Stated exercise: Quote all of the data that follows exactly as written, skipping the images.

___ Given data ___

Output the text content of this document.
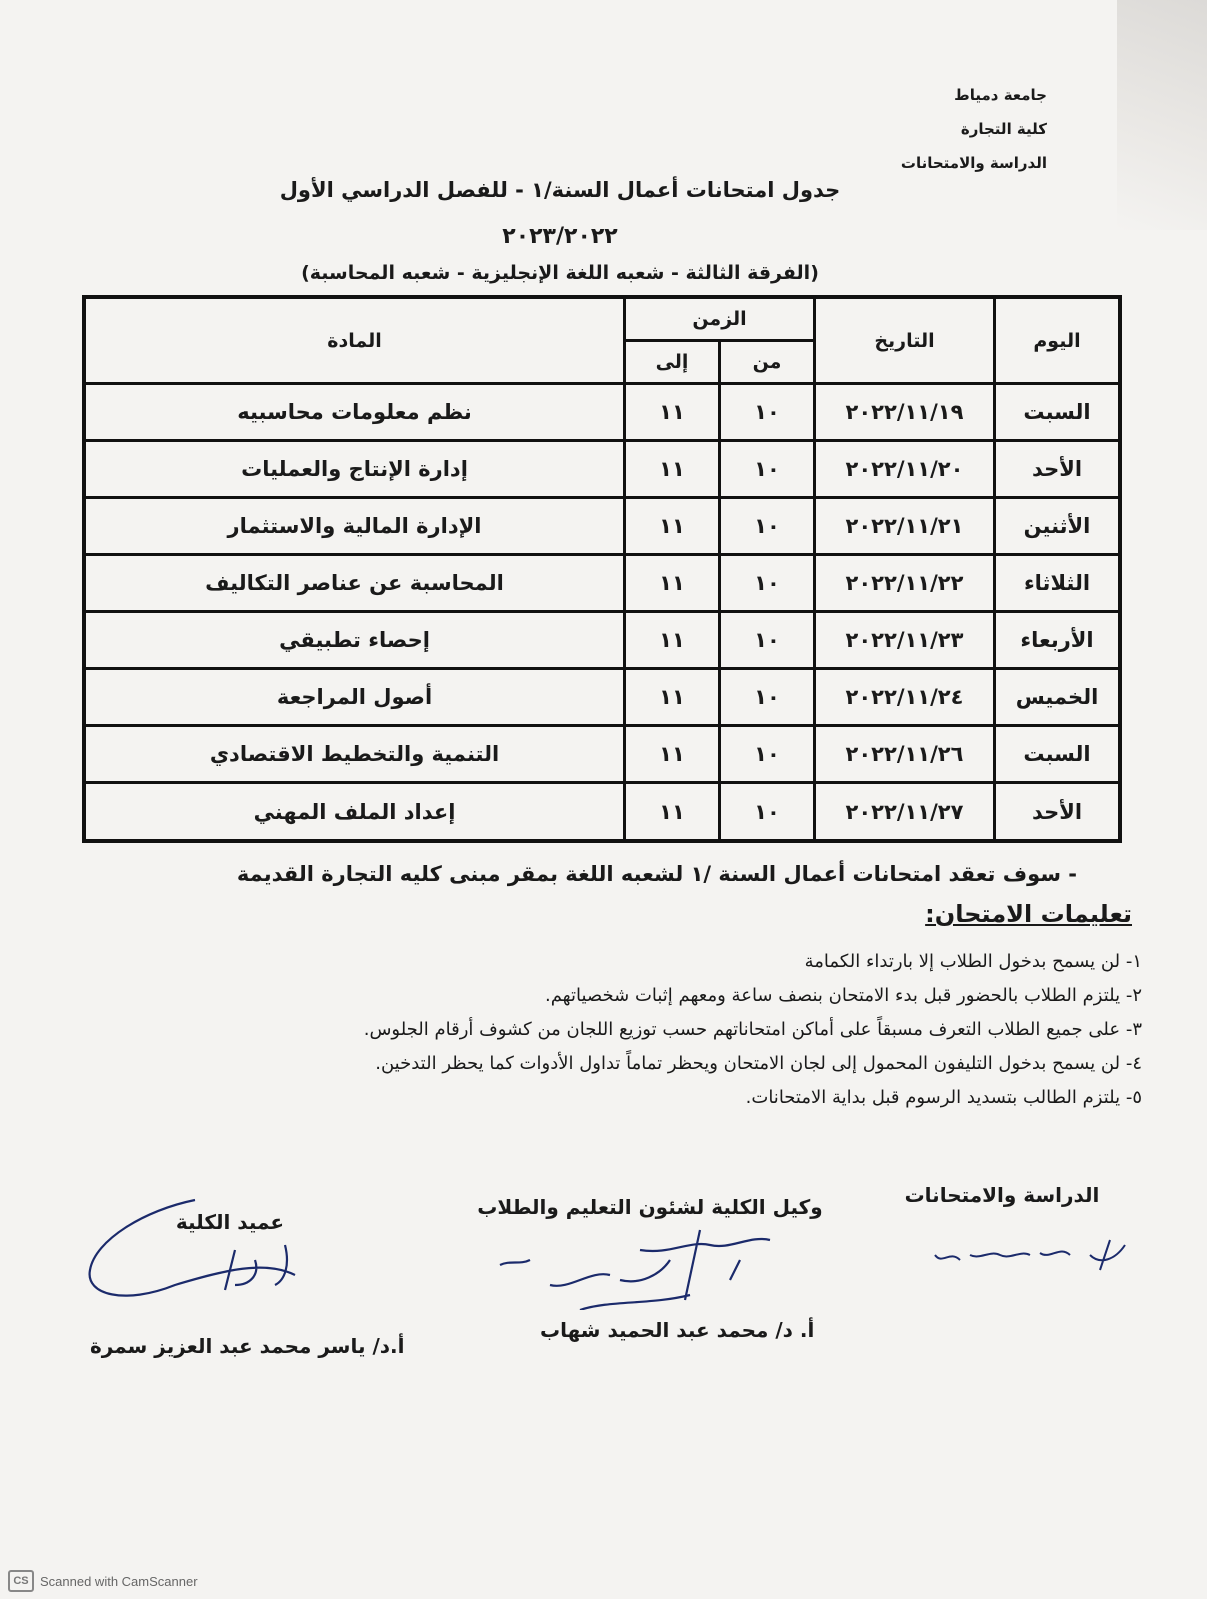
جامعة دمياط
كلية التجارة
الدراسة والامتحانات
جدول امتحانات أعمال السنة/١ - للفصل الدراسي الأول
٢٠٢٣/٢٠٢٢
(الفرقة الثالثة - شعبه اللغة الإنجليزية - شعبه المحاسبة)
اليوم	التاريخ	الزمن		المادة
		من	إلى	
السبت	٢٠٢٢/١١/١٩	١٠	١١	نظم معلومات محاسبيه
الأحد	٢٠٢٢/١١/٢٠	١٠	١١	إدارة الإنتاج والعمليات
الأثنين	٢٠٢٢/١١/٢١	١٠	١١	الإدارة المالية والاستثمار
الثلاثاء	٢٠٢٢/١١/٢٢	١٠	١١	المحاسبة عن عناصر التكاليف
الأربعاء	٢٠٢٢/١١/٢٣	١٠	١١	إحصاء تطبيقي
الخميس	٢٠٢٢/١١/٢٤	١٠	١١	أصول المراجعة
السبت	٢٠٢٢/١١/٢٦	١٠	١١	التنمية والتخطيط الاقتصادي
الأحد	٢٠٢٢/١١/٢٧	١٠	١١	إعداد الملف المهني
- سوف تعقد امتحانات أعمال السنة /١ لشعبه اللغة بمقر مبنى كليه التجارة القديمة
تعليمات الامتحان:
١- لن يسمح بدخول الطلاب إلا بارتداء الكمامة
٢- يلتزم الطلاب بالحضور قبل بدء الامتحان بنصف ساعة ومعهم إثبات شخصياتهم.
٣- على جميع الطلاب التعرف مسبقاً على أماكن امتحاناتهم حسب توزيع اللجان من كشوف أرقام الجلوس.
٤- لن يسمح بدخول التليفون المحمول إلى لجان الامتحان ويحظر تماماً تداول الأدوات كما يحظر التدخين.
٥- يلتزم الطالب بتسديد الرسوم قبل بداية الامتحانات.
الدراسة والامتحانات
وكيل الكلية لشئون التعليم والطلاب
عميد الكلية
أ. د/ محمد عبد الحميد شهاب
أ.د/ ياسر محمد عبد العزيز سمرة
CS Scanned with CamScanner
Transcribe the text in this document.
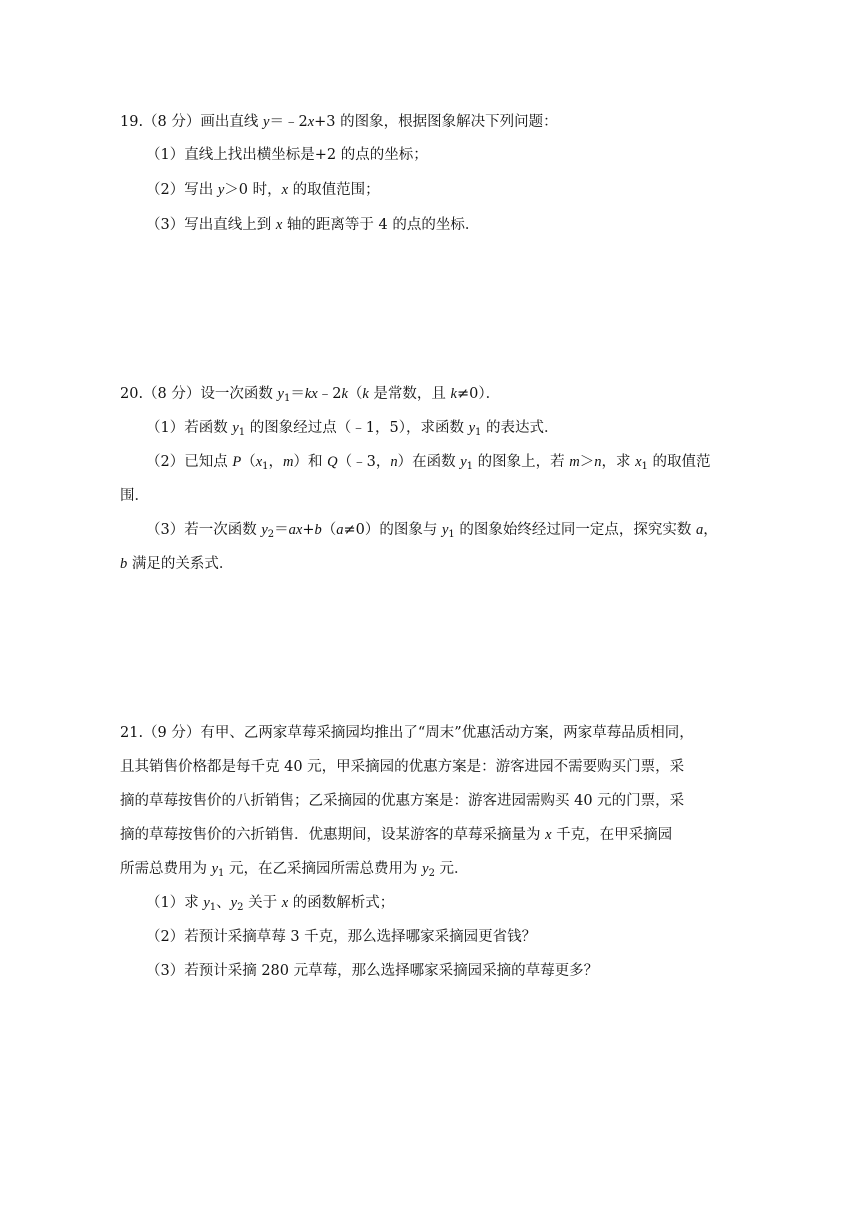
19.（8 分）画出直线 y＝﹣2x+3 的图象，根据图象解决下列问题：
（1）直线上找出横坐标是+2 的点的坐标；
（2）写出 y＞0 时，x 的取值范围；
（3）写出直线上到 x 轴的距离等于 4 的点的坐标．
20.（8 分）设一次函数 $y_1=kx﹣2k(k$ 是常数，且 k≠0）．
（1）若函数 $y_1$ 的图象经过点（﹣1，5），求函数 $y_1$ 的表达式．
（2）已知点 $P(x_1$，m）和 Q（﹣3，n）在函数 $y_1$ 的图象上，若 m＞n，求 $x_1$ 的取值范
围．
（3）若一次函数 $y_2=ax+b(a\ne 0)$的图象与 $y_1$ 的图象始终经过同一定点，探究实数 a，
b 满足的关系式．
21.（9 分）有甲、乙两家草莓采摘园均推出了“周末”优惠活动方案，两家草莓品质相同，
且其销售价格都是每千克 40 元，甲采摘园的优惠方案是：游客进园不需要购买门票，采
摘的草莓按售价的八折销售；乙采摘园的优惠方案是：游客进园需购买 40 元的门票，采
摘的草莓按售价的六折销售．优惠期间，设某游客的草莓采摘量为 x 千克，在甲采摘园
所需总费用为 $y_1$ 元，在乙采摘园所需总费用为 $y_2$ 元．
（1）求 $y_1$、$y_2$ 关于 x 的函数解析式；
（2）若预计采摘草莓 3 千克，那么选择哪家采摘园更省钱？
（3）若预计采摘 280 元草莓，那么选择哪家采摘园采摘的草莓更多？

___

Exercise result:
Output the text content of this document.
جامعة دمياط
كلية التجارة
الدراسة والامتحانات
جدول امتحانات أعمال السنة/١ - للفصل الدراسي الأول
٢٠٢٣/٢٠٢٢
(الفرقة الثالثة - شعبه اللغة الإنجليزية - شعبه المحاسبة)
اليوم	التاريخ	الزمن		المادة
		من	إلى	
السبت	٢٠٢٢/١١/١٩	١٠	١١	نظم معلومات محاسبيه
الأحد	٢٠٢٢/١١/٢٠	١٠	١١	إدارة الإنتاج والعمليات
الأثنين	٢٠٢٢/١١/٢١	١٠	١١	الإدارة المالية والاستثمار
الثلاثاء	٢٠٢٢/١١/٢٢	١٠	١١	المحاسبة عن عناصر التكاليف
الأربعاء	٢٠٢٢/١١/٢٣	١٠	١١	إحصاء تطبيقي
الخميس	٢٠٢٢/١١/٢٤	١٠	١١	أصول المراجعة
السبت	٢٠٢٢/١١/٢٦	١٠	١١	التنمية والتخطيط الاقتصادي
الأحد	٢٠٢٢/١١/٢٧	١٠	١١	إعداد الملف المهني
- سوف تعقد امتحانات أعمال السنة /١ لشعبه اللغة بمقر مبنى كليه التجارة القديمة
تعليمات الامتحان:
١- لن يسمح بدخول الطلاب إلا بارتداء الكمامة
٢- يلتزم الطلاب بالحضور قبل بدء الامتحان بنصف ساعة ومعهم إثبات شخصياتهم.
٣- على جميع الطلاب التعرف مسبقاً على أماكن امتحاناتهم حسب توزيع اللجان من كشوف أرقام الجلوس.
٤- لن يسمح بدخول التليفون المحمول إلى لجان الامتحان ويحظر تماماً تداول الأدوات كما يحظر التدخين.
٥- يلتزم الطالب بتسديد الرسوم قبل بداية الامتحانات.
الدراسة والامتحانات
وكيل الكلية لشئون التعليم والطلاب
عميد الكلية
أ. د/ محمد عبد الحميد شهاب
أ.د/ ياسر محمد عبد العزيز سمرة
CS Scanned with CamScanner
Transcribe the text in this document.
19.（8 分）画出直线 y＝﹣2x+3 的图象，根据图象解决下列问题：
（1）直线上找出横坐标是+2 的点的坐标；
（2）写出 y＞0 时，x 的取值范围；
（3）写出直线上到 x 轴的距离等于 4 的点的坐标．
20.（8 分）设一次函数 $y_1=kx﹣2k(k$ 是常数，且 k≠0）．
（1）若函数 $y_1$ 的图象经过点（﹣1，5），求函数 $y_1$ 的表达式．
（2）已知点 $P(x_1$，m）和 Q（﹣3，n）在函数 $y_1$ 的图象上，若 m＞n，求 $x_1$ 的取值范
围．
（3）若一次函数 $y_2=ax+b(a\ne 0)$的图象与 $y_1$ 的图象始终经过同一定点，探究实数 a，
b 满足的关系式．
21.（9 分）有甲、乙两家草莓采摘园均推出了“周末”优惠活动方案，两家草莓品质相同，
且其销售价格都是每千克 40 元，甲采摘园的优惠方案是：游客进园不需要购买门票，采
摘的草莓按售价的八折销售；乙采摘园的优惠方案是：游客进园需购买 40 元的门票，采
摘的草莓按售价的六折销售．优惠期间，设某游客的草莓采摘量为 x 千克，在甲采摘园
所需总费用为 $y_1$ 元，在乙采摘园所需总费用为 $y_2$ 元．
（1）求 $y_1$、$y_2$ 关于 x 的函数解析式；
（2）若预计采摘草莓 3 千克，那么选择哪家采摘园更省钱？
（3）若预计采摘 280 元草莓，那么选择哪家采摘园采摘的草莓更多？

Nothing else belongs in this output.